Stored dataset items
------------------------------

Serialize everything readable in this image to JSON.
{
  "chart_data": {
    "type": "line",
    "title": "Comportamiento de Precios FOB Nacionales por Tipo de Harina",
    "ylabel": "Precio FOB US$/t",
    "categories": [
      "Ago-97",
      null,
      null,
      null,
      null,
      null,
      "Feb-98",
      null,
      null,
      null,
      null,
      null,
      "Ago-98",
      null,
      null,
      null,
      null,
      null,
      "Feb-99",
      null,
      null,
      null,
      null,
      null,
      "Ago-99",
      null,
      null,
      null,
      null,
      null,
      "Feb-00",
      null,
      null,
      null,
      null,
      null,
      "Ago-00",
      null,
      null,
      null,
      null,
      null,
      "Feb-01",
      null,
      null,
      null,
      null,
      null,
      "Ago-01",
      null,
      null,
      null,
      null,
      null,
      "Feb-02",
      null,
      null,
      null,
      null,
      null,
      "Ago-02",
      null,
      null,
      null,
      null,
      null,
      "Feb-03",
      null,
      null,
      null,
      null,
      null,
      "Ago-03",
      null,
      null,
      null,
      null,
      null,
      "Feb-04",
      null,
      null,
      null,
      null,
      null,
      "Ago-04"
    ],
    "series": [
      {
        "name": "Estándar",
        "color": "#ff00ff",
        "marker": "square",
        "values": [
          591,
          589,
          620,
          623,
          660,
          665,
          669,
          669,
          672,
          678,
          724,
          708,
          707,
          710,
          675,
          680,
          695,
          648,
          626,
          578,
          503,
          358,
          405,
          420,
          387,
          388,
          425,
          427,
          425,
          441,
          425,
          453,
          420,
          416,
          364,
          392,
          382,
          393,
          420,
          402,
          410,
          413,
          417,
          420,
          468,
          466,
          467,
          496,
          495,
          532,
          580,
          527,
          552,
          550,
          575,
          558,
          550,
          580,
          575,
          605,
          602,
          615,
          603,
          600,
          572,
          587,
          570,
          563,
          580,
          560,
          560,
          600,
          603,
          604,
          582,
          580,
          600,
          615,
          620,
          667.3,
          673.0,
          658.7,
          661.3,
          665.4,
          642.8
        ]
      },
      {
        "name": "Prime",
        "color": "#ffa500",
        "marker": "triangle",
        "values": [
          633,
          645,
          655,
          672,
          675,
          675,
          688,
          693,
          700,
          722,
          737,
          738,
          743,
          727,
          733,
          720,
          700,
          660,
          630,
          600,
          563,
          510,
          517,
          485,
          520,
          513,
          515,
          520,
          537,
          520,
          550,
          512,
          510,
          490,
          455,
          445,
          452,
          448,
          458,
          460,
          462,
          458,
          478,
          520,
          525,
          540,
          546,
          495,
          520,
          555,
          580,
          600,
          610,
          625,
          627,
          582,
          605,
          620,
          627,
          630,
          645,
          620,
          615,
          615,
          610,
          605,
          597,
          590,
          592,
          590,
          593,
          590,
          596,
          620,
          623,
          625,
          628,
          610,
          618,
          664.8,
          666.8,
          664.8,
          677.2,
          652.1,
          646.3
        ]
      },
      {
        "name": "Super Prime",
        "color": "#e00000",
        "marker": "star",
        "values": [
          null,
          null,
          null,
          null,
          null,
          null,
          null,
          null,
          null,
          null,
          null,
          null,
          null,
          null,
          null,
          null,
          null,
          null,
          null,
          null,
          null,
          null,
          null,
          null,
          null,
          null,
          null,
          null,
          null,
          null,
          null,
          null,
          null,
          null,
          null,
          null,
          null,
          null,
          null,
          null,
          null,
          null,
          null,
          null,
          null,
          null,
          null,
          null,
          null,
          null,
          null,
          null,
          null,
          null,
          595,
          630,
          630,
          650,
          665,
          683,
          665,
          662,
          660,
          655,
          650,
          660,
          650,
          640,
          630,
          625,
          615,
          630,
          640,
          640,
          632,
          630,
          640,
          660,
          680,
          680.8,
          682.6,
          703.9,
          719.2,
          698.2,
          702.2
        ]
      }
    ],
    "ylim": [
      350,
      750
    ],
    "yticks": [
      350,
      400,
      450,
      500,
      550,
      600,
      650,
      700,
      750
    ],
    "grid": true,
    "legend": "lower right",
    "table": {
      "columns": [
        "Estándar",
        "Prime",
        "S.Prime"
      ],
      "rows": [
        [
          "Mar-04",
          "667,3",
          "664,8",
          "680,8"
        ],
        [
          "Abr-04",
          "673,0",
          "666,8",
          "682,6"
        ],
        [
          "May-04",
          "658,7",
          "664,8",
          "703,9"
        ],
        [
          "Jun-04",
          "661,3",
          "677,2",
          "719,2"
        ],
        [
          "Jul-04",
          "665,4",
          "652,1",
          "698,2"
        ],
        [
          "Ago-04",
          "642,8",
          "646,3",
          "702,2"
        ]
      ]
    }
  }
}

------------------------------

## Task requirements
Extract every line above exactly as it stands.

## Task output
Serialize everything readable in this image to JSON.
{
  "chart_data": {
    "type": "line",
    "title": "Comportamiento de Precios FOB Nacionales por Tipo de Harina",
    "ylabel": "Precio FOB US$/t",
    "categories": [
      "Ago-97",
      null,
      null,
      null,
      null,
      null,
      "Feb-98",
      null,
      null,
      null,
      null,
      null,
      "Ago-98",
      null,
      null,
      null,
      null,
      null,
      "Feb-99",
      null,
      null,
      null,
      null,
      null,
      "Ago-99",
      null,
      null,
      null,
      null,
      null,
      "Feb-00",
      null,
      null,
      null,
      null,
      null,
      "Ago-00",
      null,
      null,
      null,
      null,
      null,
      "Feb-01",
      null,
      null,
      null,
      null,
      null,
      "Ago-01",
      null,
      null,
      null,
      null,
      null,
      "Feb-02",
      null,
      null,
      null,
      null,
      null,
      "Ago-02",
      null,
      null,
      null,
      null,
      null,
      "Feb-03",
      null,
      null,
      null,
      null,
      null,
      "Ago-03",
      null,
      null,
      null,
      null,
      null,
      "Feb-04",
      null,
      null,
      null,
      null,
      null,
      "Ago-04"
    ],
    "series": [
      {
        "name": "Estándar",
        "color": "#ff00ff",
        "marker": "square",
        "values": [
          591,
          589,
          620,
          623,
          660,
          665,
          669,
          669,
          672,
          678,
          724,
          708,
          707,
          710,
          675,
          680,
          695,
          648,
          626,
          578,
          503,
          358,
          405,
          420,
          387,
          388,
          425,
          427,
          425,
          441,
          425,
          453,
          420,
          416,
          364,
          392,
          382,
          393,
          420,
          402,
          410,
          413,
          417,
          420,
          468,
          466,
          467,
          496,
          495,
          532,
          580,
          527,
          552,
          550,
          575,
          558,
          550,
          580,
          575,
          605,
          602,
          615,
          603,
          600,
          572,
          587,
          570,
          563,
          580,
          560,
          560,
          600,
          603,
          604,
          582,
          580,
          600,
          615,
          620,
          667.3,
          673.0,
          658.7,
          661.3,
          665.4,
          642.8
        ]
      },
      {
        "name": "Prime",
        "color": "#ffa500",
        "marker": "triangle",
        "values": [
          633,
          645,
          655,
          672,
          675,
          675,
          688,
          693,
          700,
          722,
          737,
          738,
          743,
          727,
          733,
          720,
          700,
          660,
          630,
          600,
          563,
          510,
          517,
          485,
          520,
          513,
          515,
          520,
          537,
          520,
          550,
          512,
          510,
          490,
          455,
          445,
          452,
          448,
          458,
          460,
          462,
          458,
          478,
          520,
          525,
          540,
          546,
          495,
          520,
          555,
          580,
          600,
          610,
          625,
          627,
          582,
          605,
          620,
          627,
          630,
          645,
          620,
          615,
          615,
          610,
          605,
          597,
          590,
          592,
          590,
          593,
          590,
          596,
          620,
          623,
          625,
          628,
          610,
          618,
          664.8,
          666.8,
          664.8,
          677.2,
          652.1,
          646.3
        ]
      },
      {
        "name": "Super Prime",
        "color": "#e00000",
        "marker": "star",
        "values": [
          null,
          null,
          null,
          null,
          null,
          null,
          null,
          null,
          null,
          null,
          null,
          null,
          null,
          null,
          null,
          null,
          null,
          null,
          null,
          null,
          null,
          null,
          null,
          null,
          null,
          null,
          null,
          null,
          null,
          null,
          null,
          null,
          null,
          null,
          null,
          null,
          null,
          null,
          null,
          null,
          null,
          null,
          null,
          null,
          null,
          null,
          null,
          null,
          null,
          null,
          null,
          null,
          null,
          null,
          595,
          630,
          630,
          650,
          665,
          683,
          665,
          662,
          660,
          655,
          650,
          660,
          650,
          640,
          630,
          625,
          615,
          630,
          640,
          640,
          632,
          630,
          640,
          660,
          680,
          680.8,
          682.6,
          703.9,
          719.2,
          698.2,
          702.2
        ]
      }
    ],
    "ylim": [
      350,
      750
    ],
    "yticks": [
      350,
      400,
      450,
      500,
      550,
      600,
      650,
      700,
      750
    ],
    "grid": true,
    "legend": "lower right",
    "table": {
      "columns": [
        "Estándar",
        "Prime",
        "S.Prime"
      ],
      "rows": [
        [
          "Mar-04",
          "667,3",
          "664,8",
          "680,8"
        ],
        [
          "Abr-04",
          "673,0",
          "666,8",
          "682,6"
        ],
        [
          "May-04",
          "658,7",
          "664,8",
          "703,9"
        ],
        [
          "Jun-04",
          "661,3",
          "677,2",
          "719,2"
        ],
        [
          "Jul-04",
          "665,4",
          "652,1",
          "698,2"
        ],
        [
          "Ago-04",
          "642,8",
          "646,3",
          "702,2"
        ]
      ]
    }
  }
}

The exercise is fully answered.